Written instruction: The data must be written out once more, precisely as given.

Records provided:
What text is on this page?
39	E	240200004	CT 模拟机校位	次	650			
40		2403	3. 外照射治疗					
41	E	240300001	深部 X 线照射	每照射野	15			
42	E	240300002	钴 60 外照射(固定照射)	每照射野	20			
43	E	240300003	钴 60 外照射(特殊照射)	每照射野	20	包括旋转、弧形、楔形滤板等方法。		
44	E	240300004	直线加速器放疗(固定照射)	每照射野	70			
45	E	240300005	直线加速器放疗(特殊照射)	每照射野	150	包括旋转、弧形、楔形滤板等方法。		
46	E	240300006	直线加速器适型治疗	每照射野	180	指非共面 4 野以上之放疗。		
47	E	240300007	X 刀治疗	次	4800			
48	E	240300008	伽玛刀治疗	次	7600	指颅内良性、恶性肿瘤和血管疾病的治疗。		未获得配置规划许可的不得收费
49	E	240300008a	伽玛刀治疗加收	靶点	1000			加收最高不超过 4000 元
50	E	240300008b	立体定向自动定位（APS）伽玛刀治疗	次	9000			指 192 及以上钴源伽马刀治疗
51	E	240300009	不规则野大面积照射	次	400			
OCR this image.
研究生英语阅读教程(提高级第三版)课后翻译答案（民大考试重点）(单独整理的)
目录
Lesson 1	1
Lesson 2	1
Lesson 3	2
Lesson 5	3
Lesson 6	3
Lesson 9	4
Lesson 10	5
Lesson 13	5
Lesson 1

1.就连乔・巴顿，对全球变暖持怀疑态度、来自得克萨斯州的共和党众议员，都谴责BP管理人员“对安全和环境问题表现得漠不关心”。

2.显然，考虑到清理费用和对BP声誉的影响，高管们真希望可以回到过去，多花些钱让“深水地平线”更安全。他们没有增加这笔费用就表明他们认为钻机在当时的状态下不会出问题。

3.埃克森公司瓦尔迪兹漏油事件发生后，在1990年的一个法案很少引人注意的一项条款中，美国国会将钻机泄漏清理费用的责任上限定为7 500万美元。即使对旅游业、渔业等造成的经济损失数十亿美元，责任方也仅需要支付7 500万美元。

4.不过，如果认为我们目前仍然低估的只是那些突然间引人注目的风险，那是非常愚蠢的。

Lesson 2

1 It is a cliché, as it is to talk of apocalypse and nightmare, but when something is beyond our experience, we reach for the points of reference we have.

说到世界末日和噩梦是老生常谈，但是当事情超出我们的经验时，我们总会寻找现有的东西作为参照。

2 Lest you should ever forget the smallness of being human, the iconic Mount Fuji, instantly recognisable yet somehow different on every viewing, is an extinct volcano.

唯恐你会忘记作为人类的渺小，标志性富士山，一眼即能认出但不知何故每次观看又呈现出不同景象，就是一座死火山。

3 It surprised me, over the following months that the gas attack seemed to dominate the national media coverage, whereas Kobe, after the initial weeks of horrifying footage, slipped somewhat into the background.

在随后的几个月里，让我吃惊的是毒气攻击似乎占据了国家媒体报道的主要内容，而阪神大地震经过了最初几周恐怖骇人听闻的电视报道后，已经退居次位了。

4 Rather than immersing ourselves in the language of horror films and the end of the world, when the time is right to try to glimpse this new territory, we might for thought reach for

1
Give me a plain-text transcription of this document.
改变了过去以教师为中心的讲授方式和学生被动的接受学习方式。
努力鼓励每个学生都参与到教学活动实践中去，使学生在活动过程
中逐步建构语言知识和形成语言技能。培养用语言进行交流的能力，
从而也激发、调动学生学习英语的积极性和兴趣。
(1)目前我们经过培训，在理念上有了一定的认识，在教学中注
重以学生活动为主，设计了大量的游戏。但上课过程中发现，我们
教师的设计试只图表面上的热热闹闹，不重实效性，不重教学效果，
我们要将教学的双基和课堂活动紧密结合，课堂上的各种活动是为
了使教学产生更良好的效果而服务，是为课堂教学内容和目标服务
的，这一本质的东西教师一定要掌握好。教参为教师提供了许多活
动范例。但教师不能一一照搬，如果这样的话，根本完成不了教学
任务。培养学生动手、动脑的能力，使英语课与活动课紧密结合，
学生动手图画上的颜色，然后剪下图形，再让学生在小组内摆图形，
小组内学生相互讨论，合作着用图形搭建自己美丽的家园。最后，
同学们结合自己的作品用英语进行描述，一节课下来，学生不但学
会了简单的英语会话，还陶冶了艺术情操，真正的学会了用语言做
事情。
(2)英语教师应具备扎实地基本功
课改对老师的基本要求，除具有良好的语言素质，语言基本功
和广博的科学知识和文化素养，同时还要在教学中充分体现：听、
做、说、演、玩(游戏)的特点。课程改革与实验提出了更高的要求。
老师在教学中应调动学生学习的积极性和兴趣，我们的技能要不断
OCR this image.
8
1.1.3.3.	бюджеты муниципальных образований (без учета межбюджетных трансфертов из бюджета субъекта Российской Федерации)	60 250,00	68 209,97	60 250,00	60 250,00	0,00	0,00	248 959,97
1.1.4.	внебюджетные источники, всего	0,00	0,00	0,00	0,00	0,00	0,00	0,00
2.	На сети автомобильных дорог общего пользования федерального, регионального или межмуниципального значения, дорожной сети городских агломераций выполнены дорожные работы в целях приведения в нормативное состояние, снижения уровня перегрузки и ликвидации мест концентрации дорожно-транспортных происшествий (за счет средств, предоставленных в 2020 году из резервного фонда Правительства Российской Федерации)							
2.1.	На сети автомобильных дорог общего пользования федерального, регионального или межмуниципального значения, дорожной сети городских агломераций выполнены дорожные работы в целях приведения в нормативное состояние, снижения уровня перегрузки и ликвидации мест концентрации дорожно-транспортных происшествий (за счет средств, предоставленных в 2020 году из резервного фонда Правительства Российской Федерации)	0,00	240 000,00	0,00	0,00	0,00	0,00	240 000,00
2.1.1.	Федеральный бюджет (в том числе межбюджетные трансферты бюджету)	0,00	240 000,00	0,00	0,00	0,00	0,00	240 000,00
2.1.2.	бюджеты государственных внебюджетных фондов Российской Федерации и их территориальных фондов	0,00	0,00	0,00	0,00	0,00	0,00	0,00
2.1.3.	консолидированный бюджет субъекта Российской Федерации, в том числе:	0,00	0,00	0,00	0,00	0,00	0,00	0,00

Answer:
What text is on this page?
39	E	240200004	CT 模拟机校位	次	650			
40		2403	3. 外照射治疗					
41	E	240300001	深部 X 线照射	每照射野	15			
42	E	240300002	钴 60 外照射(固定照射)	每照射野	20			
43	E	240300003	钴 60 外照射(特殊照射)	每照射野	20	包括旋转、弧形、楔形滤板等方法。		
44	E	240300004	直线加速器放疗(固定照射)	每照射野	70			
45	E	240300005	直线加速器放疗(特殊照射)	每照射野	150	包括旋转、弧形、楔形滤板等方法。		
46	E	240300006	直线加速器适型治疗	每照射野	180	指非共面 4 野以上之放疗。		
47	E	240300007	X 刀治疗	次	4800			
48	E	240300008	伽玛刀治疗	次	7600	指颅内良性、恶性肿瘤和血管疾病的治疗。		未获得配置规划许可的不得收费
49	E	240300008a	伽玛刀治疗加收	靶点	1000			加收最高不超过 4000 元
50	E	240300008b	立体定向自动定位（APS）伽玛刀治疗	次	9000			指 192 及以上钴源伽马刀治疗
51	E	240300009	不规则野大面积照射	次	400			
OCR this image.
研究生英语阅读教程(提高级第三版)课后翻译答案（民大考试重点）(单独整理的)
目录
Lesson 1	1
Lesson 2	1
Lesson 3	2
Lesson 5	3
Lesson 6	3
Lesson 9	4
Lesson 10	5
Lesson 13	5
Lesson 1

1.就连乔・巴顿，对全球变暖持怀疑态度、来自得克萨斯州的共和党众议员，都谴责BP管理人员“对安全和环境问题表现得漠不关心”。

2.显然，考虑到清理费用和对BP声誉的影响，高管们真希望可以回到过去，多花些钱让“深水地平线”更安全。他们没有增加这笔费用就表明他们认为钻机在当时的状态下不会出问题。

3.埃克森公司瓦尔迪兹漏油事件发生后，在1990年的一个法案很少引人注意的一项条款中，美国国会将钻机泄漏清理费用的责任上限定为7 500万美元。即使对旅游业、渔业等造成的经济损失数十亿美元，责任方也仅需要支付7 500万美元。

4.不过，如果认为我们目前仍然低估的只是那些突然间引人注目的风险，那是非常愚蠢的。

Lesson 2

1 It is a cliché, as it is to talk of apocalypse and nightmare, but when something is beyond our experience, we reach for the points of reference we have.

说到世界末日和噩梦是老生常谈，但是当事情超出我们的经验时，我们总会寻找现有的东西作为参照。

2 Lest you should ever forget the smallness of being human, the iconic Mount Fuji, instantly recognisable yet somehow different on every viewing, is an extinct volcano.

唯恐你会忘记作为人类的渺小，标志性富士山，一眼即能认出但不知何故每次观看又呈现出不同景象，就是一座死火山。

3 It surprised me, over the following months that the gas attack seemed to dominate the national media coverage, whereas Kobe, after the initial weeks of horrifying footage, slipped somewhat into the background.

在随后的几个月里，让我吃惊的是毒气攻击似乎占据了国家媒体报道的主要内容，而阪神大地震经过了最初几周恐怖骇人听闻的电视报道后，已经退居次位了。

4 Rather than immersing ourselves in the language of horror films and the end of the world, when the time is right to try to glimpse this new territory, we might for thought reach for

1
Give me a plain-text transcription of this document.
改变了过去以教师为中心的讲授方式和学生被动的接受学习方式。
努力鼓励每个学生都参与到教学活动实践中去，使学生在活动过程
中逐步建构语言知识和形成语言技能。培养用语言进行交流的能力，
从而也激发、调动学生学习英语的积极性和兴趣。
(1)目前我们经过培训，在理念上有了一定的认识，在教学中注
重以学生活动为主，设计了大量的游戏。但上课过程中发现，我们
教师的设计试只图表面上的热热闹闹，不重实效性，不重教学效果，
我们要将教学的双基和课堂活动紧密结合，课堂上的各种活动是为
了使教学产生更良好的效果而服务，是为课堂教学内容和目标服务
的，这一本质的东西教师一定要掌握好。教参为教师提供了许多活
动范例。但教师不能一一照搬，如果这样的话，根本完成不了教学
任务。培养学生动手、动脑的能力，使英语课与活动课紧密结合，
学生动手图画上的颜色，然后剪下图形，再让学生在小组内摆图形，
小组内学生相互讨论，合作着用图形搭建自己美丽的家园。最后，
同学们结合自己的作品用英语进行描述，一节课下来，学生不但学
会了简单的英语会话，还陶冶了艺术情操，真正的学会了用语言做
事情。
(2)英语教师应具备扎实地基本功
课改对老师的基本要求，除具有良好的语言素质，语言基本功
和广博的科学知识和文化素养，同时还要在教学中充分体现：听、
做、说、演、玩(游戏)的特点。课程改革与实验提出了更高的要求。
老师在教学中应调动学生学习的积极性和兴趣，我们的技能要不断
OCR this image.
8
1.1.3.3.	бюджеты муниципальных образований (без учета межбюджетных трансфертов из бюджета субъекта Российской Федерации)	60 250,00	68 209,97	60 250,00	60 250,00	0,00	0,00	248 959,97
1.1.4.	внебюджетные источники, всего	0,00	0,00	0,00	0,00	0,00	0,00	0,00
2.	На сети автомобильных дорог общего пользования федерального, регионального или межмуниципального значения, дорожной сети городских агломераций выполнены дорожные работы в целях приведения в нормативное состояние, снижения уровня перегрузки и ликвидации мест концентрации дорожно-транспортных происшествий (за счет средств, предоставленных в 2020 году из резервного фонда Правительства Российской Федерации)							
2.1.	На сети автомобильных дорог общего пользования федерального, регионального или межмуниципального значения, дорожной сети городских агломераций выполнены дорожные работы в целях приведения в нормативное состояние, снижения уровня перегрузки и ликвидации мест концентрации дорожно-транспортных происшествий (за счет средств, предоставленных в 2020 году из резервного фонда Правительства Российской Федерации)	0,00	240 000,00	0,00	0,00	0,00	0,00	240 000,00
2.1.1.	Федеральный бюджет (в том числе межбюджетные трансферты бюджету)	0,00	240 000,00	0,00	0,00	0,00	0,00	240 000,00
2.1.2.	бюджеты государственных внебюджетных фондов Российской Федерации и их территориальных фондов	0,00	0,00	0,00	0,00	0,00	0,00	0,00
2.1.3.	консолидированный бюджет субъекта Российской Федерации, в том числе:	0,00	0,00	0,00	0,00	0,00	0,00	0,00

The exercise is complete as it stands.